§ Exercise aim: Pick every line with "Tria" from the material below.

Figure record listings

************

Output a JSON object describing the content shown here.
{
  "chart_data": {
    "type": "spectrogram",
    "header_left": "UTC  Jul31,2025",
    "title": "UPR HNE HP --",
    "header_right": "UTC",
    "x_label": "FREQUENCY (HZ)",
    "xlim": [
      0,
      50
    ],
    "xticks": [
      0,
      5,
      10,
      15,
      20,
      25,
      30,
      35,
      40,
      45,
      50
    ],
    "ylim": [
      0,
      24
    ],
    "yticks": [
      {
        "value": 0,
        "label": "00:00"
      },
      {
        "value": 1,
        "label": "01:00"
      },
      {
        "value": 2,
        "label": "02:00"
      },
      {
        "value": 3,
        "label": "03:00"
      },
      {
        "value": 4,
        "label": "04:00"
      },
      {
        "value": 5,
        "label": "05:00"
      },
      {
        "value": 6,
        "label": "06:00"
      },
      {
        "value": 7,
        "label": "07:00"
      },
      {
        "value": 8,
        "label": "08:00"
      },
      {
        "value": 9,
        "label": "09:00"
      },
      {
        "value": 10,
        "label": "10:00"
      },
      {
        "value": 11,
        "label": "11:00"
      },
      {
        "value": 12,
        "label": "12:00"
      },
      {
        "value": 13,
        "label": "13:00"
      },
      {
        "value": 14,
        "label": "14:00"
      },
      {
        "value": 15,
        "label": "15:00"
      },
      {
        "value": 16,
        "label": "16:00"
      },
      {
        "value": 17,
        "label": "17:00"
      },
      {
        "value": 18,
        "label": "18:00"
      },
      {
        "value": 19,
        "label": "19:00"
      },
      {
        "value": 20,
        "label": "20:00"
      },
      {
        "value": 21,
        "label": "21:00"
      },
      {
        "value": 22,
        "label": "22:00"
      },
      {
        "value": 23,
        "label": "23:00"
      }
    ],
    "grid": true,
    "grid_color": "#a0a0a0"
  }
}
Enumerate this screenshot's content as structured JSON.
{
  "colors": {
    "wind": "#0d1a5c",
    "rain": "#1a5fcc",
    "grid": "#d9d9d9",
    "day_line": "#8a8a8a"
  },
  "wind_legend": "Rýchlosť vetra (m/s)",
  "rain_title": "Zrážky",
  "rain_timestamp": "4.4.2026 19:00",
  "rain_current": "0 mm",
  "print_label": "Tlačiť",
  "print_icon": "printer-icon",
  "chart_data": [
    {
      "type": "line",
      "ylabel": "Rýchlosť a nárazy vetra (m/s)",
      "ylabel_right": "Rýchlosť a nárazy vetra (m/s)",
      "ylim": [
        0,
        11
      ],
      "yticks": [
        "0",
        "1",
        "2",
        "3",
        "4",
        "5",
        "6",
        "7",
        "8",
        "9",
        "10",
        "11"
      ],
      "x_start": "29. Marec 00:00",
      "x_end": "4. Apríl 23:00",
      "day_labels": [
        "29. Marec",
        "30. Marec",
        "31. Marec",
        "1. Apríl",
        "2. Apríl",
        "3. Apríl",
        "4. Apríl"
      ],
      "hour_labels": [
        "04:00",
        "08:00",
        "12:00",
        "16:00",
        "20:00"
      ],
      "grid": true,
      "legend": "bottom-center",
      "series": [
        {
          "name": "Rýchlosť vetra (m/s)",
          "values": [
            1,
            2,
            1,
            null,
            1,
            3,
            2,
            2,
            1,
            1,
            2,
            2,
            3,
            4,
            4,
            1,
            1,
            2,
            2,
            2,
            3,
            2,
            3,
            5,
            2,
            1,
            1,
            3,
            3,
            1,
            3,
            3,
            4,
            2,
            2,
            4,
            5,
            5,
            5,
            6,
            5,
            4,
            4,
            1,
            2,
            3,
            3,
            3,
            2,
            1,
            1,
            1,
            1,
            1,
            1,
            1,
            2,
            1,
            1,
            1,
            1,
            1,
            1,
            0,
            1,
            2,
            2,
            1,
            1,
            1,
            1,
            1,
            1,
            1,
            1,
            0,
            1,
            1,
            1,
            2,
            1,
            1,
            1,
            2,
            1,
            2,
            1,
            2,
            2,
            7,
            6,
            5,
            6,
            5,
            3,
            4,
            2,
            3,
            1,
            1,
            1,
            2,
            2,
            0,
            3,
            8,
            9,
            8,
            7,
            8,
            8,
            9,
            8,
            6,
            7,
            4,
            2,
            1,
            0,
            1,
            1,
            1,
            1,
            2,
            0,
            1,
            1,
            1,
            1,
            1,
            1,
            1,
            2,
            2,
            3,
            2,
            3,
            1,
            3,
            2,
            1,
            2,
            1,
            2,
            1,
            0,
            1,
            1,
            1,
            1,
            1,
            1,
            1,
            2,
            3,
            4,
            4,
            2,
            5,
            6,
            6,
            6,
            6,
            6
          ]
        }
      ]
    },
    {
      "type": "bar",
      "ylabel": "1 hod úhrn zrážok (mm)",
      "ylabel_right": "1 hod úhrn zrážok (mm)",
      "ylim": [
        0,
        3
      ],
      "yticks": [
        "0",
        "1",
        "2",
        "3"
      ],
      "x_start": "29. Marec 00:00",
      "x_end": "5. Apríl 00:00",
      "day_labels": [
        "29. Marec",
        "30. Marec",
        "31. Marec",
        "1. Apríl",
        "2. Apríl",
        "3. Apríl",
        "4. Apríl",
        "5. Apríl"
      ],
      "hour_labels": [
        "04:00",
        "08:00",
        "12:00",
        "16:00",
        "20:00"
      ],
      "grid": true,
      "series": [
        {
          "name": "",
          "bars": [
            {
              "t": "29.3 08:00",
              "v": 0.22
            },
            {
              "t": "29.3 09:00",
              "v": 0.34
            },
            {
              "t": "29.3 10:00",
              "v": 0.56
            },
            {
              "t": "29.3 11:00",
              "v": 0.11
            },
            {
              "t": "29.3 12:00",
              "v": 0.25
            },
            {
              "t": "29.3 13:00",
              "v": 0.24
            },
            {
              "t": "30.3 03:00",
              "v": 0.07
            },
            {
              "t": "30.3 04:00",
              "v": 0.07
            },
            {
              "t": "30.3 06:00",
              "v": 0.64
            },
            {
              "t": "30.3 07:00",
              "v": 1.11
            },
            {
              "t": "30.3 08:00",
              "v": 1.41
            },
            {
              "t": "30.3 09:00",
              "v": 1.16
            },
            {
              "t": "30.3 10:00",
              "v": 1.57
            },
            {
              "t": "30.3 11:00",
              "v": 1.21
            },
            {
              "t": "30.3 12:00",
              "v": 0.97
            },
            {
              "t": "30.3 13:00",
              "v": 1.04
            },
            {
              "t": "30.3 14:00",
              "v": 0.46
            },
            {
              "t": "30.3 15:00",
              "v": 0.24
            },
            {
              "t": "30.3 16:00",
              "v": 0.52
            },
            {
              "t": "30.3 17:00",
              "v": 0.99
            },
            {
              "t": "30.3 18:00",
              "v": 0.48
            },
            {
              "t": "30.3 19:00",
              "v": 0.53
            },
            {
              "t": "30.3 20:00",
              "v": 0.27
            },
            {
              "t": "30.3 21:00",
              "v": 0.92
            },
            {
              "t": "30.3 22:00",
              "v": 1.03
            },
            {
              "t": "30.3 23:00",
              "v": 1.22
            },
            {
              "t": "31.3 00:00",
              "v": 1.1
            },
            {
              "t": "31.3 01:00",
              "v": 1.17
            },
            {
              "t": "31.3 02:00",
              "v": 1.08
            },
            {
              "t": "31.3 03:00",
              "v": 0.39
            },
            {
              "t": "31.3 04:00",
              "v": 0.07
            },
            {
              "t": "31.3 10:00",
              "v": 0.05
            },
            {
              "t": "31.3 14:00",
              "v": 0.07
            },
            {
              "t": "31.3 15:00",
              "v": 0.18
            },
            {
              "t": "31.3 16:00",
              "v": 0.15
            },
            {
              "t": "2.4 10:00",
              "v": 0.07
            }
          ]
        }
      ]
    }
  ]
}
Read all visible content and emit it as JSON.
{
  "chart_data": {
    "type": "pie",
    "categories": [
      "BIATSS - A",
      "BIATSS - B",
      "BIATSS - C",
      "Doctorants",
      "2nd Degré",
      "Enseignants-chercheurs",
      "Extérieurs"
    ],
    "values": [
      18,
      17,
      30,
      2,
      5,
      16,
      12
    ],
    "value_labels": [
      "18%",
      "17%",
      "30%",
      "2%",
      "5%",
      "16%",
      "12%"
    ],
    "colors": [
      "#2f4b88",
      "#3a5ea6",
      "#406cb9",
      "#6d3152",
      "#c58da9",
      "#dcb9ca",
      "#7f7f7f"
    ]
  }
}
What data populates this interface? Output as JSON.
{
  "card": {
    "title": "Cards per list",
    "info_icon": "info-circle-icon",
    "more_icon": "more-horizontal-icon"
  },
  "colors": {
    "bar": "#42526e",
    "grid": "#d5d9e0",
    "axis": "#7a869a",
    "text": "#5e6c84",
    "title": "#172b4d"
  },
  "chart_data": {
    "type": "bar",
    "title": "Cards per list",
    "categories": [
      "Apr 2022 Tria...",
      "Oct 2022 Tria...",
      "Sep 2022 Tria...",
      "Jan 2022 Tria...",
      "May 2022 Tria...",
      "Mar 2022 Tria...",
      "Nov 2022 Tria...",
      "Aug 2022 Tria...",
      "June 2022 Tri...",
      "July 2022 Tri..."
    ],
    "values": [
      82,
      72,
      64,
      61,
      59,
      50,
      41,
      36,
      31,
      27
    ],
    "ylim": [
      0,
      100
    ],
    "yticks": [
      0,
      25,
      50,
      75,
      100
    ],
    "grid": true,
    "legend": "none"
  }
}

************

§ Task response:
      "Apr 2022 Tria...",
      "Oct 2022 Tria...",
      "Sep 2022 Tria...",
      "Jan 2022 Tria...",
      "May 2022 Tria...",
      "Mar 2022 Tria...",
      "Nov 2022 Tria...",
      "Aug 2022 Tria...",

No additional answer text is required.